> [What you should do] Repeat the material exactly, leaving nothing out.

> [Saved entries]

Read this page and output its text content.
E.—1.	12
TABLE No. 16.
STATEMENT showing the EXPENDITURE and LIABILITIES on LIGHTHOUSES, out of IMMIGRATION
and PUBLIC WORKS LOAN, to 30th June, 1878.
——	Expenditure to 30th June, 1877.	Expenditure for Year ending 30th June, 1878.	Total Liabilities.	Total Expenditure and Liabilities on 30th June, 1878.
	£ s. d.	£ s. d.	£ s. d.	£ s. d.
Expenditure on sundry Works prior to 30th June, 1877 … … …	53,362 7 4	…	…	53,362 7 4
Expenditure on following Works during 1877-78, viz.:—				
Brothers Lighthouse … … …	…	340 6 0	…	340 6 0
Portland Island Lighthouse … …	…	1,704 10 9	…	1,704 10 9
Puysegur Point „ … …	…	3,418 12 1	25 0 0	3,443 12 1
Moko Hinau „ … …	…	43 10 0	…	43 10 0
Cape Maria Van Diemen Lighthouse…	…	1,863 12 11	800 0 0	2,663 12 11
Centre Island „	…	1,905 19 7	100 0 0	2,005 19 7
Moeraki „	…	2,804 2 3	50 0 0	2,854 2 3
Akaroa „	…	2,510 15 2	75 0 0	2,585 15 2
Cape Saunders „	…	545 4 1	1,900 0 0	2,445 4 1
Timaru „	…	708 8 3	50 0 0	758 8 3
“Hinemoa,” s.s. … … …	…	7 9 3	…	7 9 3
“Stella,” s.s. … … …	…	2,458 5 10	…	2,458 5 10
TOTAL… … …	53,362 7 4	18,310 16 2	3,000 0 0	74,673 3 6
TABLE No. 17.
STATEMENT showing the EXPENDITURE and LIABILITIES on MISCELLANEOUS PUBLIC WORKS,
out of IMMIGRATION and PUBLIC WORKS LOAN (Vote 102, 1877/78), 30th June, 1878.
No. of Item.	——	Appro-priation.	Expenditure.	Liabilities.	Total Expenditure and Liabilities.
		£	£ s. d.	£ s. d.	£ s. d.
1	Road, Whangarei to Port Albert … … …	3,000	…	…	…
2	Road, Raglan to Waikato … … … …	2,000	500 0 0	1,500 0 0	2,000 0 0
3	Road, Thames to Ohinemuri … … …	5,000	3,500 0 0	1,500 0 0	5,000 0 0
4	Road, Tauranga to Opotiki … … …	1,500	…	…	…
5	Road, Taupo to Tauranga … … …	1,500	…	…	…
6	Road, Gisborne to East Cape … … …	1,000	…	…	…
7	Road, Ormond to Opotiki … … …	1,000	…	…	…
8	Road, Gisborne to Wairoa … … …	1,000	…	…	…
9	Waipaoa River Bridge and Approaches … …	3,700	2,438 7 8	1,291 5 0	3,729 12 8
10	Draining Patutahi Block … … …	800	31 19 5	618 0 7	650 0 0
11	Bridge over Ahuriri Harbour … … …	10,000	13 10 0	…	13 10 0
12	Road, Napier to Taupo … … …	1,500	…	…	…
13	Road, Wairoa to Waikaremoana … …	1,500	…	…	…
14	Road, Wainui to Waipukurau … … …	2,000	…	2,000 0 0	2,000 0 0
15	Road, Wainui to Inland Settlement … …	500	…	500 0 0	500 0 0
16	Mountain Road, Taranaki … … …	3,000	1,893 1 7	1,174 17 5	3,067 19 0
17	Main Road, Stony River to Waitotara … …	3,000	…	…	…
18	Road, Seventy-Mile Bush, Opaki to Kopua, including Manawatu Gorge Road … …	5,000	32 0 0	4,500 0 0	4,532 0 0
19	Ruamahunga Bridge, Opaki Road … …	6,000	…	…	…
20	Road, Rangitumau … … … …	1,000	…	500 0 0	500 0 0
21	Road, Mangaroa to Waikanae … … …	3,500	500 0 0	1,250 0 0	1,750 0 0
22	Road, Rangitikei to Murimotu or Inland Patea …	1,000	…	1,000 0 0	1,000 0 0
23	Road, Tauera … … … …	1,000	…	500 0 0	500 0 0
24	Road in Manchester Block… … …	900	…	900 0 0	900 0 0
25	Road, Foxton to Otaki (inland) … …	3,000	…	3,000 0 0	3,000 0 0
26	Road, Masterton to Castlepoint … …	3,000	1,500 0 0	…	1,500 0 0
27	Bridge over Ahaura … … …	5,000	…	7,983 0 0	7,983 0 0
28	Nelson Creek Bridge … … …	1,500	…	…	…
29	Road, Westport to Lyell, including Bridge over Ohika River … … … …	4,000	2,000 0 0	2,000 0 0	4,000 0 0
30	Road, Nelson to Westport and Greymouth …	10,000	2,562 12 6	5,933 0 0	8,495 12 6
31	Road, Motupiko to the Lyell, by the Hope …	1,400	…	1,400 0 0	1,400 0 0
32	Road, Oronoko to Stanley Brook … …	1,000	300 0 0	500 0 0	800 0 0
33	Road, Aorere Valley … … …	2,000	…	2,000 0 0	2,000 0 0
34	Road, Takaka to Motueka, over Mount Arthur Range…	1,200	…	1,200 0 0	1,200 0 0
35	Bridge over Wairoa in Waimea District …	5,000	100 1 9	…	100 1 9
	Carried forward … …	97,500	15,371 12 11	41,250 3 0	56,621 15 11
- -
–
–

> [Completed task]
Read this page and output its text content.
E.—1.	12
TABLE No. 16.
STATEMENT showing the EXPENDITURE and LIABILITIES on LIGHTHOUSES, out of IMMIGRATION
and PUBLIC WORKS LOAN, to 30th June, 1878.
——	Expenditure to 30th June, 1877.	Expenditure for Year ending 30th June, 1878.	Total Liabilities.	Total Expenditure and Liabilities on 30th June, 1878.
	£ s. d.	£ s. d.	£ s. d.	£ s. d.
Expenditure on sundry Works prior to 30th June, 1877 … … …	53,362 7 4	…	…	53,362 7 4
Expenditure on following Works during 1877-78, viz.:—				
Brothers Lighthouse … … …	…	340 6 0	…	340 6 0
Portland Island Lighthouse … …	…	1,704 10 9	…	1,704 10 9
Puysegur Point „ … …	…	3,418 12 1	25 0 0	3,443 12 1
Moko Hinau „ … …	…	43 10 0	…	43 10 0
Cape Maria Van Diemen Lighthouse…	…	1,863 12 11	800 0 0	2,663 12 11
Centre Island „	…	1,905 19 7	100 0 0	2,005 19 7
Moeraki „	…	2,804 2 3	50 0 0	2,854 2 3
Akaroa „	…	2,510 15 2	75 0 0	2,585 15 2
Cape Saunders „	…	545 4 1	1,900 0 0	2,445 4 1
Timaru „	…	708 8 3	50 0 0	758 8 3
“Hinemoa,” s.s. … … …	…	7 9 3	…	7 9 3
“Stella,” s.s. … … …	…	2,458 5 10	…	2,458 5 10
TOTAL… … …	53,362 7 4	18,310 16 2	3,000 0 0	74,673 3 6
TABLE No. 17.
STATEMENT showing the EXPENDITURE and LIABILITIES on MISCELLANEOUS PUBLIC WORKS,
out of IMMIGRATION and PUBLIC WORKS LOAN (Vote 102, 1877/78), 30th June, 1878.
No. of Item.	——	Appro-priation.	Expenditure.	Liabilities.	Total Expenditure and Liabilities.
		£	£ s. d.	£ s. d.	£ s. d.
1	Road, Whangarei to Port Albert … … …	3,000	…	…	…
2	Road, Raglan to Waikato … … … …	2,000	500 0 0	1,500 0 0	2,000 0 0
3	Road, Thames to Ohinemuri … … …	5,000	3,500 0 0	1,500 0 0	5,000 0 0
4	Road, Tauranga to Opotiki … … …	1,500	…	…	…
5	Road, Taupo to Tauranga … … …	1,500	…	…	…
6	Road, Gisborne to East Cape … … …	1,000	…	…	…
7	Road, Ormond to Opotiki … … …	1,000	…	…	…
8	Road, Gisborne to Wairoa … … …	1,000	…	…	…
9	Waipaoa River Bridge and Approaches … …	3,700	2,438 7 8	1,291 5 0	3,729 12 8
10	Draining Patutahi Block … … …	800	31 19 5	618 0 7	650 0 0
11	Bridge over Ahuriri Harbour … … …	10,000	13 10 0	…	13 10 0
12	Road, Napier to Taupo … … …	1,500	…	…	…
13	Road, Wairoa to Waikaremoana … …	1,500	…	…	…
14	Road, Wainui to Waipukurau … … …	2,000	…	2,000 0 0	2,000 0 0
15	Road, Wainui to Inland Settlement … …	500	…	500 0 0	500 0 0
16	Mountain Road, Taranaki … … …	3,000	1,893 1 7	1,174 17 5	3,067 19 0
17	Main Road, Stony River to Waitotara … …	3,000	…	…	…
18	Road, Seventy-Mile Bush, Opaki to Kopua, including Manawatu Gorge Road … …	5,000	32 0 0	4,500 0 0	4,532 0 0
19	Ruamahunga Bridge, Opaki Road … …	6,000	…	…	…
20	Road, Rangitumau … … … …	1,000	…	500 0 0	500 0 0
21	Road, Mangaroa to Waikanae … … …	3,500	500 0 0	1,250 0 0	1,750 0 0
22	Road, Rangitikei to Murimotu or Inland Patea …	1,000	…	1,000 0 0	1,000 0 0
23	Road, Tauera … … … …	1,000	…	500 0 0	500 0 0
24	Road in Manchester Block… … …	900	…	900 0 0	900 0 0
25	Road, Foxton to Otaki (inland) … …	3,000	…	3,000 0 0	3,000 0 0
26	Road, Masterton to Castlepoint … …	3,000	1,500 0 0	…	1,500 0 0
27	Bridge over Ahaura … … …	5,000	…	7,983 0 0	7,983 0 0
28	Nelson Creek Bridge … … …	1,500	…	…	…
29	Road, Westport to Lyell, including Bridge over Ohika River … … … …	4,000	2,000 0 0	2,000 0 0	4,000 0 0
30	Road, Nelson to Westport and Greymouth …	10,000	2,562 12 6	5,933 0 0	8,495 12 6
31	Road, Motupiko to the Lyell, by the Hope …	1,400	…	1,400 0 0	1,400 0 0
32	Road, Oronoko to Stanley Brook … …	1,000	300 0 0	500 0 0	800 0 0
33	Road, Aorere Valley … … …	2,000	…	2,000 0 0	2,000 0 0
34	Road, Takaka to Motueka, over Mount Arthur Range…	1,200	…	1,200 0 0	1,200 0 0
35	Bridge over Wairoa in Waimea District …	5,000	100 1 9	…	100 1 9
	Carried forward … …	97,500	15,371 12 11	41,250 3 0	56,621 15 11
- -
–
–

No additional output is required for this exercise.